(Data listing)
start
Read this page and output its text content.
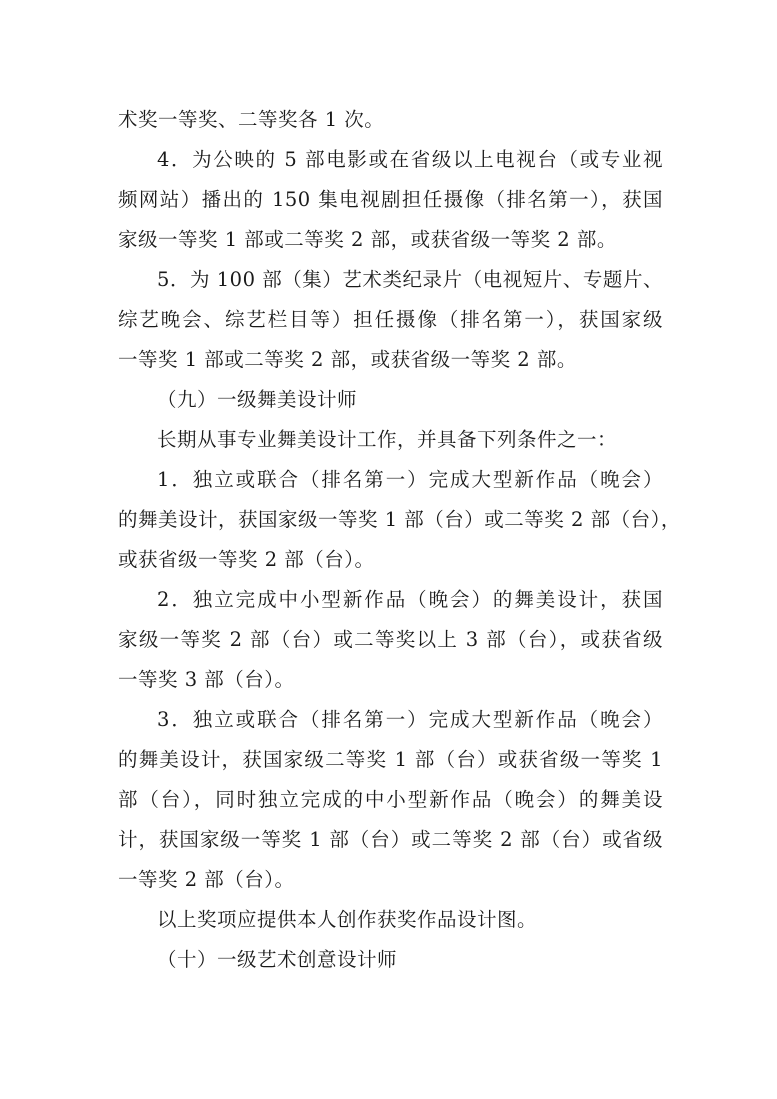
术奖一等奖、二等奖各 1 次。
4．为公映的 5 部电影或在省级以上电视台（或专业视
频网站）播出的 150 集电视剧担任摄像（排名第一），获国
家级一等奖 1 部或二等奖 2 部，或获省级一等奖 2 部。
5．为 100 部（集）艺术类纪录片（电视短片、专题片、
综艺晚会、综艺栏目等）担任摄像（排名第一），获国家级
一等奖 1 部或二等奖 2 部，或获省级一等奖 2 部。
（九）一级舞美设计师
长期从事专业舞美设计工作，并具备下列条件之一：
1．独立或联合（排名第一）完成大型新作品（晚会）
的舞美设计，获国家级一等奖 1 部（台）或二等奖 2 部（台），
或获省级一等奖 2 部（台）。
2．独立完成中小型新作品（晚会）的舞美设计，获国
家级一等奖 2 部（台）或二等奖以上 3 部（台），或获省级
一等奖 3 部（台）。
3．独立或联合（排名第一）完成大型新作品（晚会）
的舞美设计，获国家级二等奖 1 部（台）或获省级一等奖 1
部（台），同时独立完成的中小型新作品（晚会）的舞美设
计，获国家级一等奖 1 部（台）或二等奖 2 部（台）或省级
一等奖 2 部（台）。
以上奖项应提供本人创作获奖作品设计图。
（十）一级艺术创意设计师
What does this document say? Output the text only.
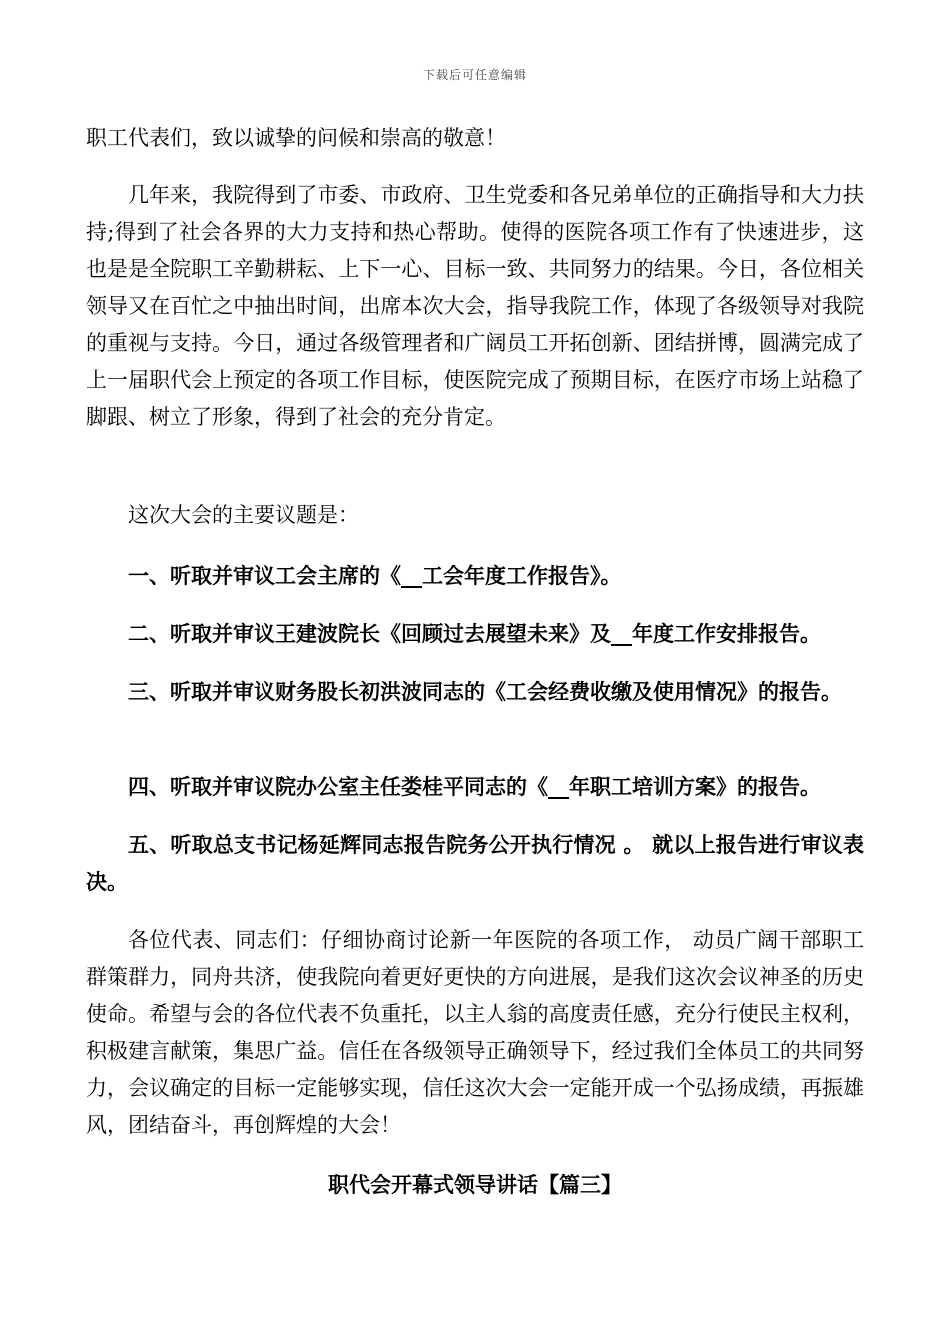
下载后可任意编辑

职工代表们，致以诚挚的问候和崇高的敬意！

几年来，我院得到了市委、市政府、卫生党委和各兄弟单位的正确指导和大力扶持;得到了社会各界的大力支持和热心帮助。使得的医院各项工作有了快速进步，这也是是全院职工辛勤耕耘、上下一心、目标一致、共同努力的结果。今日，各位相关领导又在百忙之中抽出时间，出席本次大会，指导我院工作，体现了各级领导对我院的重视与支持。今日，通过各级管理者和广阔员工开拓创新、团结拼博，圆满完成了上一届职代会上预定的各项工作目标，使医院完成了预期目标，在医疗市场上站稳了脚跟、树立了形象，得到了社会的充分肯定。

这次大会的主要议题是：

一、听取并审议工会主席的《__工会年度工作报告》。

二、听取并审议王建波院长《回顾过去展望未来》及__年度工作安排报告。

三、听取并审议财务股长初洪波同志的《工会经费收缴及使用情况》的报告。

四、听取并审议院办公室主任娄桂平同志的《__年职工培训方案》的报告。

五、听取总支书记杨延辉同志报告院务公开执行情况 。 就以上报告进行审议表决。

各位代表、同志们：仔细协商讨论新一年医院的各项工作， 动员广阔干部职工群策群力，同舟共济，使我院向着更好更快的方向进展，是我们这次会议神圣的历史使命。希望与会的各位代表不负重托，以主人翁的高度责任感，充分行使民主权利，积极建言献策，集思广益。信任在各级领导正确领导下，经过我们全体员工的共同努力，会议确定的目标一定能够实现，信任这次大会一定能开成一个弘扬成绩，再振雄风，团结奋斗，再创辉煌的大会！

职代会开幕式领导讲话【篇三】
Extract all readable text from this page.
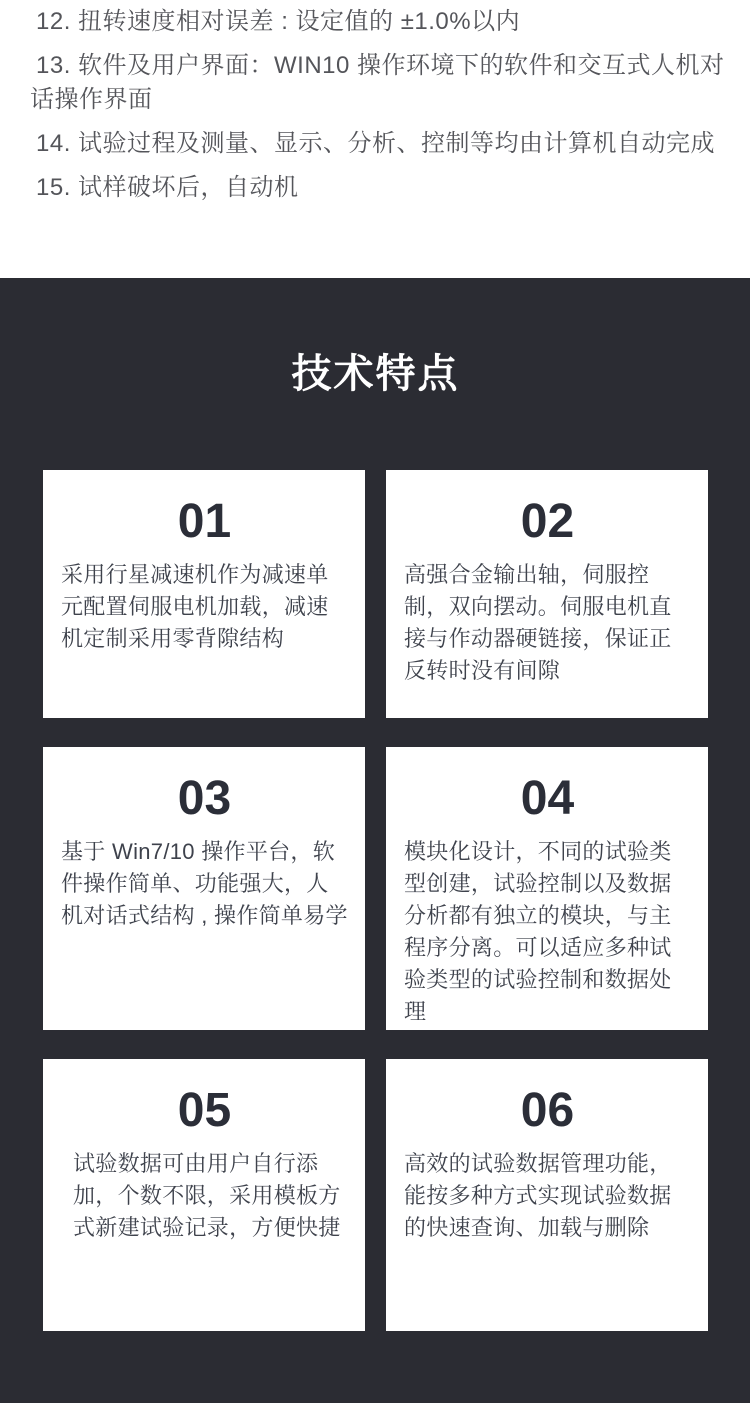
12. 扭转速度相对误差 : 设定值的 ±1.0%以内

13. 软件及用户界面：WIN10 操作环境下的软件和交互式人机对话操作界面

14. 试验过程及测量、显示、分析、控制等均由计算机自动完成

15. 试样破坏后，自动机

技术特点
01

采用行星减速机作为减速单元配置伺服电机加载，减速机定制采用零背隙结构

02

高强合金输出轴，伺服控制，双向摆动。伺服电机直接与作动器硬链接，保证正反转时没有间隙

03

基于 Win7/10 操作平台，软件操作简单、功能强大，人机对话式结构 , 操作简单易学

04

模块化设计，不同的试验类型创建，试验控制以及数据分析都有独立的模块，与主程序分离。可以适应多种试验类型的试验控制和数据处理

05

试验数据可由用户自行添加，个数不限，采用模板方式新建试验记录，方便快捷

06

高效的试验数据管理功能，能按多种方式实现试验数据的快速查询、加载与删除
end
Do this — Extract from the data every line where "完成大型新作品" shows up.

Solution —
1．独立或联合（排名第一）完成大型新作品（晚会）
3．独立或联合（排名第一）完成大型新作品（晚会）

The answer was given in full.